##### Dataset #####

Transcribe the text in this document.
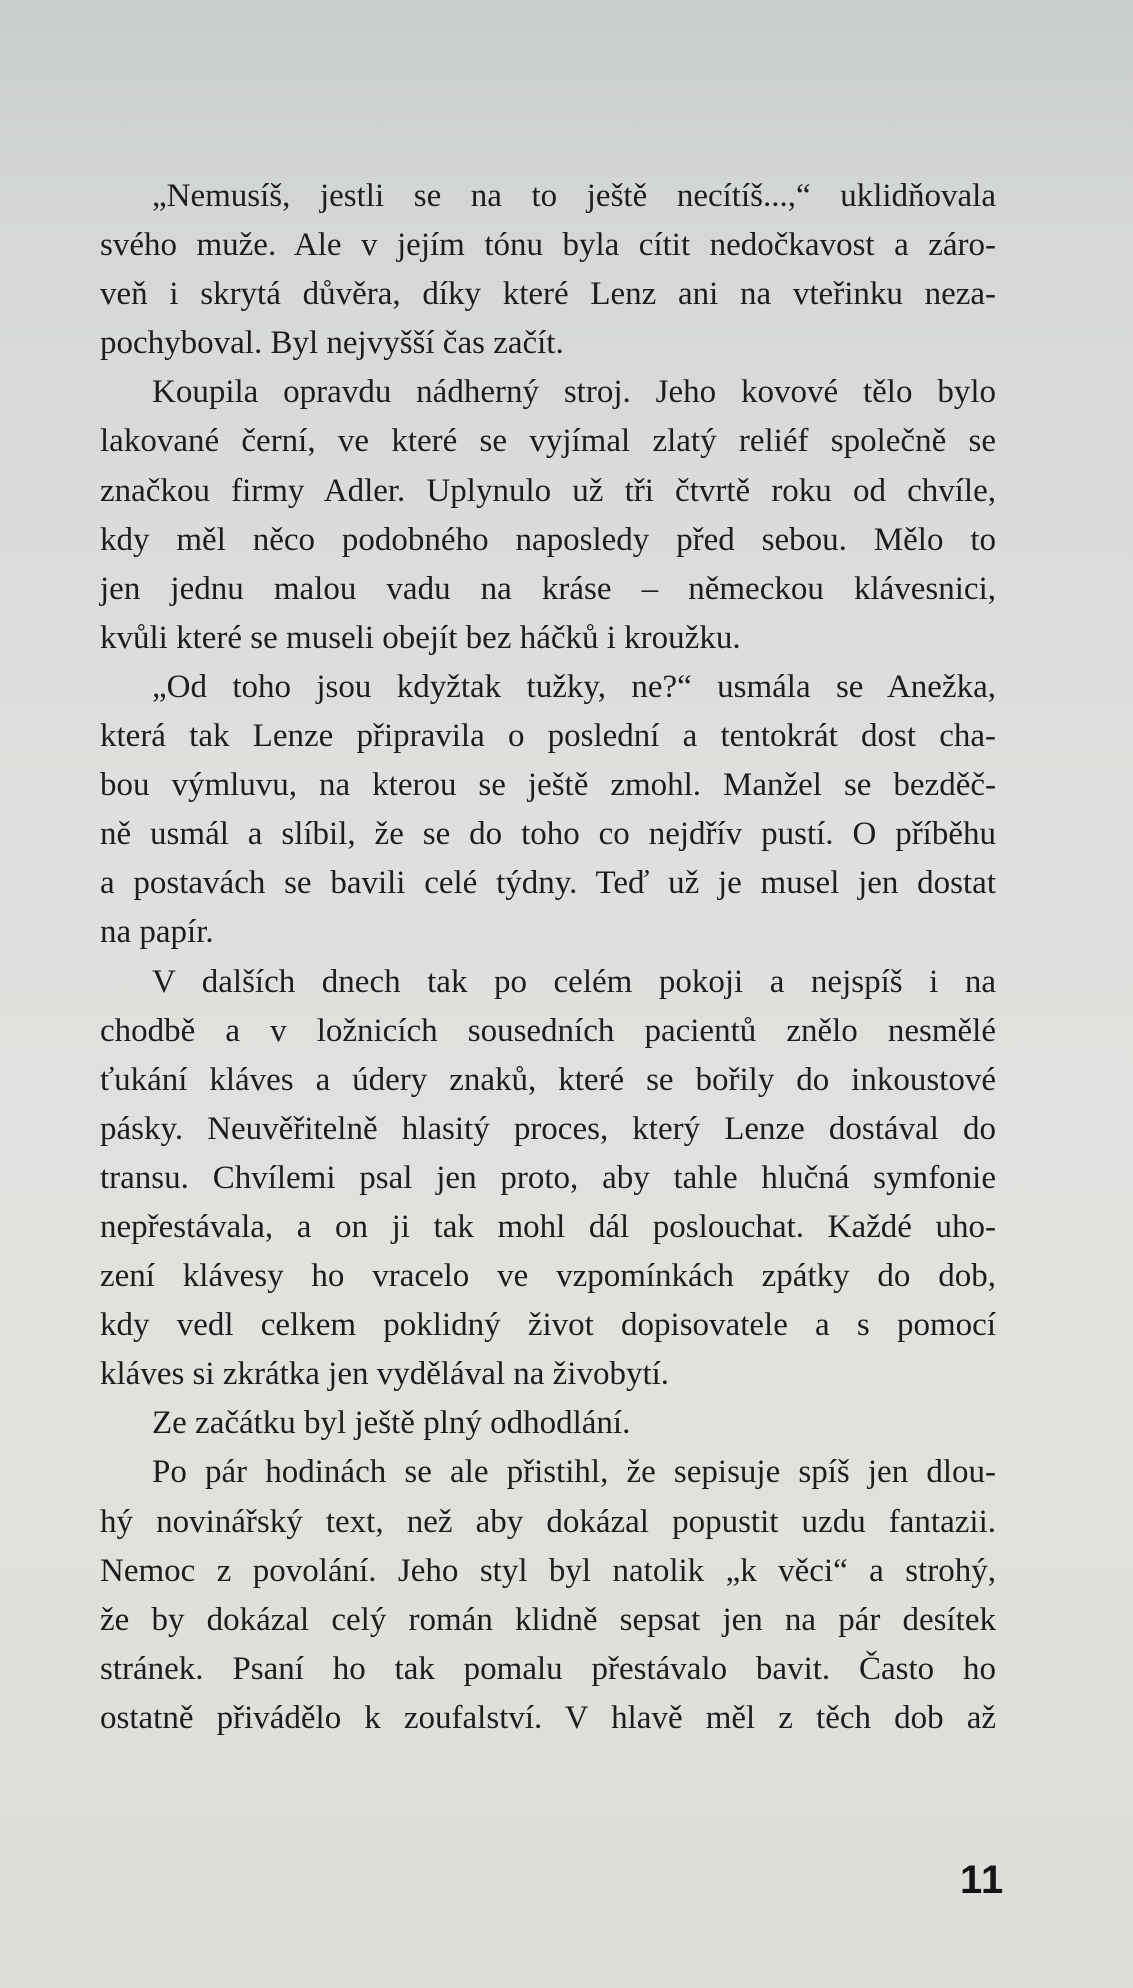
„Nemusíš, jestli se na to ještě necítíš...,“ uklidňovala
svého muže. Ale v jejím tónu byla cítit nedočkavost a záro-
veň i skrytá důvěra, díky které Lenz ani na vteřinku neza-
pochyboval. Byl nejvyšší čas začít.
Koupila opravdu nádherný stroj. Jeho kovové tělo bylo
lakované černí, ve které se vyjímal zlatý reliéf společně se
značkou firmy Adler. Uplynulo už tři čtvrtě roku od chvíle,
kdy měl něco podobného naposledy před sebou. Mělo to
jen jednu malou vadu na kráse – německou klávesnici,
kvůli které se museli obejít bez háčků i kroužku.
„Od toho jsou kdyžtak tužky, ne?“ usmála se Anežka,
která tak Lenze připravila o poslední a tentokrát dost cha-
bou výmluvu, na kterou se ještě zmohl. Manžel se bezděč-
ně usmál a slíbil, že se do toho co nejdřív pustí. O příběhu
a postavách se bavili celé týdny. Teď už je musel jen dostat
na papír.
V dalších dnech tak po celém pokoji a nejspíš i na
chodbě a v ložnicích sousedních pacientů znělo nesmělé
ťukání kláves a údery znaků, které se bořily do inkoustové
pásky. Neuvěřitelně hlasitý proces, který Lenze dostával do
transu. Chvílemi psal jen proto, aby tahle hlučná symfonie
nepřestávala, a on ji tak mohl dál poslouchat. Každé uho-
zení klávesy ho vracelo ve vzpomínkách zpátky do dob,
kdy vedl celkem poklidný život dopisovatele a s pomocí
kláves si zkrátka jen vydělával na živobytí.
Ze začátku byl ještě plný odhodlání.
Po pár hodinách se ale přistihl, že sepisuje spíš jen dlou-
hý novinářský text, než aby dokázal popustit uzdu fantazii.
Nemoc z povolání. Jeho styl byl natolik „k věci“ a strohý,
že by dokázal celý román klidně sepsat jen na pár desítek
stránek. Psaní ho tak pomalu přestávalo bavit. Často ho
ostatně přivádělo k zoufalství. V hlavě měl z těch dob až
11
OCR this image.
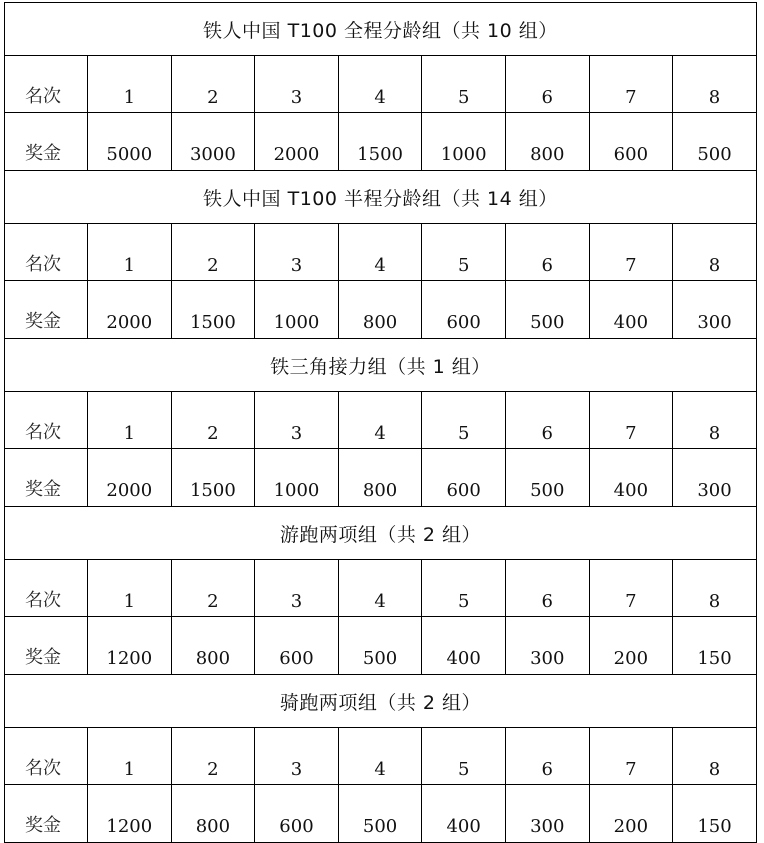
铁人中国 T100 全程分龄组（共 10 组）								
名次	1	2	3	4	5	6	7	8
奖金	5000	3000	2000	1500	1000	800	600	500
铁人中国 T100 半程分龄组（共 14 组）								
名次	1	2	3	4	5	6	7	8
奖金	2000	1500	1000	800	600	500	400	300
铁三角接力组（共 1 组）								
名次	1	2	3	4	5	6	7	8
奖金	2000	1500	1000	800	600	500	400	300
游跑两项组（共 2 组）								
名次	1	2	3	4	5	6	7	8
奖金	1200	800	600	500	400	300	200	150
骑跑两项组（共 2 组）								
名次	1	2	3	4	5	6	7	8
奖金	1200	800	600	500	400	300	200	150
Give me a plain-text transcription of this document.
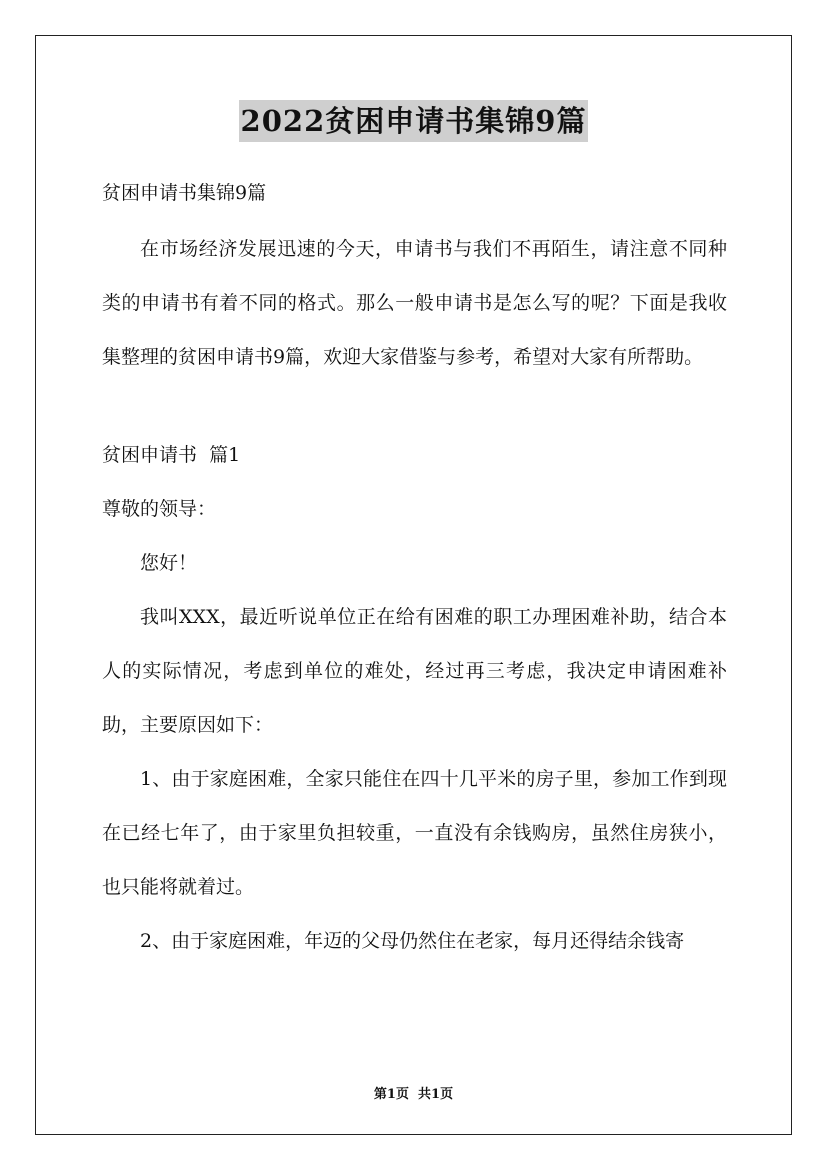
2022贫困申请书集锦9篇

贫困申请书集锦9篇

在市场经济发展迅速的今天，申请书与我们不再陌生，请注意不同种类的申请书有着不同的格式。那么一般申请书是怎么写的呢？下面是我收集整理的贫困申请书9篇，欢迎大家借鉴与参考，希望对大家有所帮助。

贫困申请书  篇1

尊敬的领导：

您好！

我叫XXX，最近听说单位正在给有困难的职工办理困难补助，结合本人的实际情况，考虑到单位的难处，经过再三考虑，我决定申请困难补助，主要原因如下：

1、由于家庭困难，全家只能住在四十几平米的房子里，参加工作到现在已经七年了，由于家里负担较重，一直没有余钱购房，虽然住房狭小，也只能将就着过。

2、由于家庭困难，年迈的父母仍然住在老家，每月还得结余钱寄

第1页  共1页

#####

#### [Exercise directions]
Find how many lines include the string "铁人中国" and report that number alone.

#### [Result]
2